━━━ Provided information
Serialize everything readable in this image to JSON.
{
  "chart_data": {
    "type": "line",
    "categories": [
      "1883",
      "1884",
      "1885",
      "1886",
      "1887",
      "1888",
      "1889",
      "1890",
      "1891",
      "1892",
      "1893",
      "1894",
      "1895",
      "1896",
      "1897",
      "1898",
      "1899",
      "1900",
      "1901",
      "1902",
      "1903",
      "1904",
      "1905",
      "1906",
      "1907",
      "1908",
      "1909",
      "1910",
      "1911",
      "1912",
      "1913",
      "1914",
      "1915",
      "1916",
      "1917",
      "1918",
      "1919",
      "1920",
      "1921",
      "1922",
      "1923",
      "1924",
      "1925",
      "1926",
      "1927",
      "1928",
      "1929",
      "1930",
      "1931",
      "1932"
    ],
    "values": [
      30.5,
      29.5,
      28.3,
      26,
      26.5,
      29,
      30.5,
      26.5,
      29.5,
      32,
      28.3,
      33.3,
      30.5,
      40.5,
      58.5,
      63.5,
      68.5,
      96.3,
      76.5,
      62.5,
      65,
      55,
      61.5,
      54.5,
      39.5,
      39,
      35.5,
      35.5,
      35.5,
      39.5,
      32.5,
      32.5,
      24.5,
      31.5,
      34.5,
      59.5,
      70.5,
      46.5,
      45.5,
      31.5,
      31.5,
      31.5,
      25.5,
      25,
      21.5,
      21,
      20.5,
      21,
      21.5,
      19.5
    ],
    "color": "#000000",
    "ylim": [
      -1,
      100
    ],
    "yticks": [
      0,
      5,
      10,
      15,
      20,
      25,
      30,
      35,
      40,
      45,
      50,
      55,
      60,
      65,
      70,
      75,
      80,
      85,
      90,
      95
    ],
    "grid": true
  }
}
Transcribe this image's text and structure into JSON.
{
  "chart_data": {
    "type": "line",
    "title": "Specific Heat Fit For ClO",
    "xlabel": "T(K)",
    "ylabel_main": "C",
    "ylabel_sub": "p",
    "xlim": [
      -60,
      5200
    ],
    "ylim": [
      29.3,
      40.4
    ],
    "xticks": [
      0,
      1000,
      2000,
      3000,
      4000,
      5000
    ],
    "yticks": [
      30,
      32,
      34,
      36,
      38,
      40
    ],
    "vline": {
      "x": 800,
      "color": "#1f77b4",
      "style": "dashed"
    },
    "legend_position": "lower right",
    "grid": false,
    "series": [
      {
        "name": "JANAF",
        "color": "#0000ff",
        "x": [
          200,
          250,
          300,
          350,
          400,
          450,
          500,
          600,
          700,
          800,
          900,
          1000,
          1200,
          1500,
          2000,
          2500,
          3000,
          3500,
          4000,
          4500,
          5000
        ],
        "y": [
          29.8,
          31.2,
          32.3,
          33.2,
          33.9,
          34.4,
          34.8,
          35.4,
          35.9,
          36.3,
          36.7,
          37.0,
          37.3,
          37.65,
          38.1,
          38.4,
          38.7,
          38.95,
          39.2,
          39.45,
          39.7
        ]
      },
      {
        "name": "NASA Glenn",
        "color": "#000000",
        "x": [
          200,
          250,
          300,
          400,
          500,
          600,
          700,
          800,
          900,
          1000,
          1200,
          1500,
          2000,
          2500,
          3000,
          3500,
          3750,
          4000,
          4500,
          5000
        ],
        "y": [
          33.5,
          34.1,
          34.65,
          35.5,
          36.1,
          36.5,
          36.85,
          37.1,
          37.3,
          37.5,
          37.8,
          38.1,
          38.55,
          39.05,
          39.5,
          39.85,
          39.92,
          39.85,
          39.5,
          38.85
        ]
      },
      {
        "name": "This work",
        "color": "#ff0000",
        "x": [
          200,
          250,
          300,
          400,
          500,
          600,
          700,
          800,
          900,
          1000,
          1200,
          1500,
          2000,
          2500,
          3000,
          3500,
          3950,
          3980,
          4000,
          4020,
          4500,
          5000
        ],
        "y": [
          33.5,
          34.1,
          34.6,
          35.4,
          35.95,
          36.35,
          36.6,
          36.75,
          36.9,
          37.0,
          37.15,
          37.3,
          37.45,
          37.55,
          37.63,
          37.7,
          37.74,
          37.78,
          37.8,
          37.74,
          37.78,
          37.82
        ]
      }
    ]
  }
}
━━━━━━
Aim of the task: Extract all of the data shown above without alteration.

Exercise solution:
Serialize everything readable in this image to JSON.
{
  "chart_data": {
    "type": "line",
    "categories": [
      "1883",
      "1884",
      "1885",
      "1886",
      "1887",
      "1888",
      "1889",
      "1890",
      "1891",
      "1892",
      "1893",
      "1894",
      "1895",
      "1896",
      "1897",
      "1898",
      "1899",
      "1900",
      "1901",
      "1902",
      "1903",
      "1904",
      "1905",
      "1906",
      "1907",
      "1908",
      "1909",
      "1910",
      "1911",
      "1912",
      "1913",
      "1914",
      "1915",
      "1916",
      "1917",
      "1918",
      "1919",
      "1920",
      "1921",
      "1922",
      "1923",
      "1924",
      "1925",
      "1926",
      "1927",
      "1928",
      "1929",
      "1930",
      "1931",
      "1932"
    ],
    "values": [
      30.5,
      29.5,
      28.3,
      26,
      26.5,
      29,
      30.5,
      26.5,
      29.5,
      32,
      28.3,
      33.3,
      30.5,
      40.5,
      58.5,
      63.5,
      68.5,
      96.3,
      76.5,
      62.5,
      65,
      55,
      61.5,
      54.5,
      39.5,
      39,
      35.5,
      35.5,
      35.5,
      39.5,
      32.5,
      32.5,
      24.5,
      31.5,
      34.5,
      59.5,
      70.5,
      46.5,
      45.5,
      31.5,
      31.5,
      31.5,
      25.5,
      25,
      21.5,
      21,
      20.5,
      21,
      21.5,
      19.5
    ],
    "color": "#000000",
    "ylim": [
      -1,
      100
    ],
    "yticks": [
      0,
      5,
      10,
      15,
      20,
      25,
      30,
      35,
      40,
      45,
      50,
      55,
      60,
      65,
      70,
      75,
      80,
      85,
      90,
      95
    ],
    "grid": true
  }
}
Transcribe this image's text and structure into JSON.
{
  "chart_data": {
    "type": "line",
    "title": "Specific Heat Fit For ClO",
    "xlabel": "T(K)",
    "ylabel_main": "C",
    "ylabel_sub": "p",
    "xlim": [
      -60,
      5200
    ],
    "ylim": [
      29.3,
      40.4
    ],
    "xticks": [
      0,
      1000,
      2000,
      3000,
      4000,
      5000
    ],
    "yticks": [
      30,
      32,
      34,
      36,
      38,
      40
    ],
    "vline": {
      "x": 800,
      "color": "#1f77b4",
      "style": "dashed"
    },
    "legend_position": "lower right",
    "grid": false,
    "series": [
      {
        "name": "JANAF",
        "color": "#0000ff",
        "x": [
          200,
          250,
          300,
          350,
          400,
          450,
          500,
          600,
          700,
          800,
          900,
          1000,
          1200,
          1500,
          2000,
          2500,
          3000,
          3500,
          4000,
          4500,
          5000
        ],
        "y": [
          29.8,
          31.2,
          32.3,
          33.2,
          33.9,
          34.4,
          34.8,
          35.4,
          35.9,
          36.3,
          36.7,
          37.0,
          37.3,
          37.65,
          38.1,
          38.4,
          38.7,
          38.95,
          39.2,
          39.45,
          39.7
        ]
      },
      {
        "name": "NASA Glenn",
        "color": "#000000",
        "x": [
          200,
          250,
          300,
          400,
          500,
          600,
          700,
          800,
          900,
          1000,
          1200,
          1500,
          2000,
          2500,
          3000,
          3500,
          3750,
          4000,
          4500,
          5000
        ],
        "y": [
          33.5,
          34.1,
          34.65,
          35.5,
          36.1,
          36.5,
          36.85,
          37.1,
          37.3,
          37.5,
          37.8,
          38.1,
          38.55,
          39.05,
          39.5,
          39.85,
          39.92,
          39.85,
          39.5,
          38.85
        ]
      },
      {
        "name": "This work",
        "color": "#ff0000",
        "x": [
          200,
          250,
          300,
          400,
          500,
          600,
          700,
          800,
          900,
          1000,
          1200,
          1500,
          2000,
          2500,
          3000,
          3500,
          3950,
          3980,
          4000,
          4020,
          4500,
          5000
        ],
        "y": [
          33.5,
          34.1,
          34.6,
          35.4,
          35.95,
          36.35,
          36.6,
          36.75,
          36.9,
          37.0,
          37.15,
          37.3,
          37.45,
          37.55,
          37.63,
          37.7,
          37.74,
          37.78,
          37.8,
          37.74,
          37.78,
          37.82
        ]
      }
    ]
  }
}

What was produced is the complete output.